**Exercise details:**
Each entry that follows must be output without any deviation.
※ ※ ※
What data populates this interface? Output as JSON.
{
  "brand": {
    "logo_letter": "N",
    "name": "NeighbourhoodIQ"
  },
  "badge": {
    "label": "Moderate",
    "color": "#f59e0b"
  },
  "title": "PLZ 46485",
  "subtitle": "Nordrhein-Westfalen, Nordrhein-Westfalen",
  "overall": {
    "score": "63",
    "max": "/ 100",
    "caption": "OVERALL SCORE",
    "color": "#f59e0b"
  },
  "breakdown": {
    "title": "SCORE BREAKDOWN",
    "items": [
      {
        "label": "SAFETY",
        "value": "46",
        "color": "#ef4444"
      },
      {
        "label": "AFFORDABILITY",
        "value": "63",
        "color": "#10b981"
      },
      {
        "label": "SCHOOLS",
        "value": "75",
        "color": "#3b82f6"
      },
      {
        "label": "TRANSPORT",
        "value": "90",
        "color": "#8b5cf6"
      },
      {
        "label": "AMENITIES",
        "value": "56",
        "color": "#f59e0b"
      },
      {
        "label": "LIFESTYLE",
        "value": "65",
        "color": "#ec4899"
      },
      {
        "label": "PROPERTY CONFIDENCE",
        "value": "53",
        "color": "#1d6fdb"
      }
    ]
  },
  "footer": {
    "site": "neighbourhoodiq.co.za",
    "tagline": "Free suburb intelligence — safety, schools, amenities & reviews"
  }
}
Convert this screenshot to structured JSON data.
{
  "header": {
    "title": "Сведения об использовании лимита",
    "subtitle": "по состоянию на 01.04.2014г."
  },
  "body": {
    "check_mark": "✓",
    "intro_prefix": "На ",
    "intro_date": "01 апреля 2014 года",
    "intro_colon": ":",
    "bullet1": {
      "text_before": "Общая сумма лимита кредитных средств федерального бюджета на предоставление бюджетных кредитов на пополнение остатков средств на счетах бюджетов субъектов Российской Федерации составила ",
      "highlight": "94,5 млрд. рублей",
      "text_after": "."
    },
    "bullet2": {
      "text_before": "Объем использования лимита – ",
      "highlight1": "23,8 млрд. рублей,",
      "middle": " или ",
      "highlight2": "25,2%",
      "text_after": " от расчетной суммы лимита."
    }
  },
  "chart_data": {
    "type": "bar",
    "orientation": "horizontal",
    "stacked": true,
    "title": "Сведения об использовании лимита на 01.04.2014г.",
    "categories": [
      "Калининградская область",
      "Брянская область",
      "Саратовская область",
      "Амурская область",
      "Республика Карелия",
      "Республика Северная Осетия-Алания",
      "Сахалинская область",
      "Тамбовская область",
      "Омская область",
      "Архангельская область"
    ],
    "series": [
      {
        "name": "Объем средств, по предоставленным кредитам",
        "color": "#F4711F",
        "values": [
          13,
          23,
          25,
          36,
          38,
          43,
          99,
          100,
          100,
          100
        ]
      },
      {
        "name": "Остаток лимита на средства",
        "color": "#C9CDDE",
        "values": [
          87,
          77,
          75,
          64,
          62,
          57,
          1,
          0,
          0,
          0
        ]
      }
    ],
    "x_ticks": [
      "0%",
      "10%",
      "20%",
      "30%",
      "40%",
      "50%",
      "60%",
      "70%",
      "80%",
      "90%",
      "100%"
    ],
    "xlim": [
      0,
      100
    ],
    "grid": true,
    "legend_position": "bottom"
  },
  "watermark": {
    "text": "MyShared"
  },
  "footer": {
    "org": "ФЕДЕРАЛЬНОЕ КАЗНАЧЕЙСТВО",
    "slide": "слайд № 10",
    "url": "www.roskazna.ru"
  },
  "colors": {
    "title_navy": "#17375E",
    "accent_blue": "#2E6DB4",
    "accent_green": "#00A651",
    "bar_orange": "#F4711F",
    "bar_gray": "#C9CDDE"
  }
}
※ ※ ※
**Response for this exercise:**
What data populates this interface? Output as JSON.
{
  "brand": {
    "logo_letter": "N",
    "name": "NeighbourhoodIQ"
  },
  "badge": {
    "label": "Moderate",
    "color": "#f59e0b"
  },
  "title": "PLZ 46485",
  "subtitle": "Nordrhein-Westfalen, Nordrhein-Westfalen",
  "overall": {
    "score": "63",
    "max": "/ 100",
    "caption": "OVERALL SCORE",
    "color": "#f59e0b"
  },
  "breakdown": {
    "title": "SCORE BREAKDOWN",
    "items": [
      {
        "label": "SAFETY",
        "value": "46",
        "color": "#ef4444"
      },
      {
        "label": "AFFORDABILITY",
        "value": "63",
        "color": "#10b981"
      },
      {
        "label": "SCHOOLS",
        "value": "75",
        "color": "#3b82f6"
      },
      {
        "label": "TRANSPORT",
        "value": "90",
        "color": "#8b5cf6"
      },
      {
        "label": "AMENITIES",
        "value": "56",
        "color": "#f59e0b"
      },
      {
        "label": "LIFESTYLE",
        "value": "65",
        "color": "#ec4899"
      },
      {
        "label": "PROPERTY CONFIDENCE",
        "value": "53",
        "color": "#1d6fdb"
      }
    ]
  },
  "footer": {
    "site": "neighbourhoodiq.co.za",
    "tagline": "Free suburb intelligence — safety, schools, amenities & reviews"
  }
}
Convert this screenshot to structured JSON data.
{
  "header": {
    "title": "Сведения об использовании лимита",
    "subtitle": "по состоянию на 01.04.2014г."
  },
  "body": {
    "check_mark": "✓",
    "intro_prefix": "На ",
    "intro_date": "01 апреля 2014 года",
    "intro_colon": ":",
    "bullet1": {
      "text_before": "Общая сумма лимита кредитных средств федерального бюджета на предоставление бюджетных кредитов на пополнение остатков средств на счетах бюджетов субъектов Российской Федерации составила ",
      "highlight": "94,5 млрд. рублей",
      "text_after": "."
    },
    "bullet2": {
      "text_before": "Объем использования лимита – ",
      "highlight1": "23,8 млрд. рублей,",
      "middle": " или ",
      "highlight2": "25,2%",
      "text_after": " от расчетной суммы лимита."
    }
  },
  "chart_data": {
    "type": "bar",
    "orientation": "horizontal",
    "stacked": true,
    "title": "Сведения об использовании лимита на 01.04.2014г.",
    "categories": [
      "Калининградская область",
      "Брянская область",
      "Саратовская область",
      "Амурская область",
      "Республика Карелия",
      "Республика Северная Осетия-Алания",
      "Сахалинская область",
      "Тамбовская область",
      "Омская область",
      "Архангельская область"
    ],
    "series": [
      {
        "name": "Объем средств, по предоставленным кредитам",
        "color": "#F4711F",
        "values": [
          13,
          23,
          25,
          36,
          38,
          43,
          99,
          100,
          100,
          100
        ]
      },
      {
        "name": "Остаток лимита на средства",
        "color": "#C9CDDE",
        "values": [
          87,
          77,
          75,
          64,
          62,
          57,
          1,
          0,
          0,
          0
        ]
      }
    ],
    "x_ticks": [
      "0%",
      "10%",
      "20%",
      "30%",
      "40%",
      "50%",
      "60%",
      "70%",
      "80%",
      "90%",
      "100%"
    ],
    "xlim": [
      0,
      100
    ],
    "grid": true,
    "legend_position": "bottom"
  },
  "watermark": {
    "text": "MyShared"
  },
  "footer": {
    "org": "ФЕДЕРАЛЬНОЕ КАЗНАЧЕЙСТВО",
    "slide": "слайд № 10",
    "url": "www.roskazna.ru"
  },
  "colors": {
    "title_navy": "#17375E",
    "accent_blue": "#2E6DB4",
    "accent_green": "#00A651",
    "bar_orange": "#F4711F",
    "bar_gray": "#C9CDDE"
  }
}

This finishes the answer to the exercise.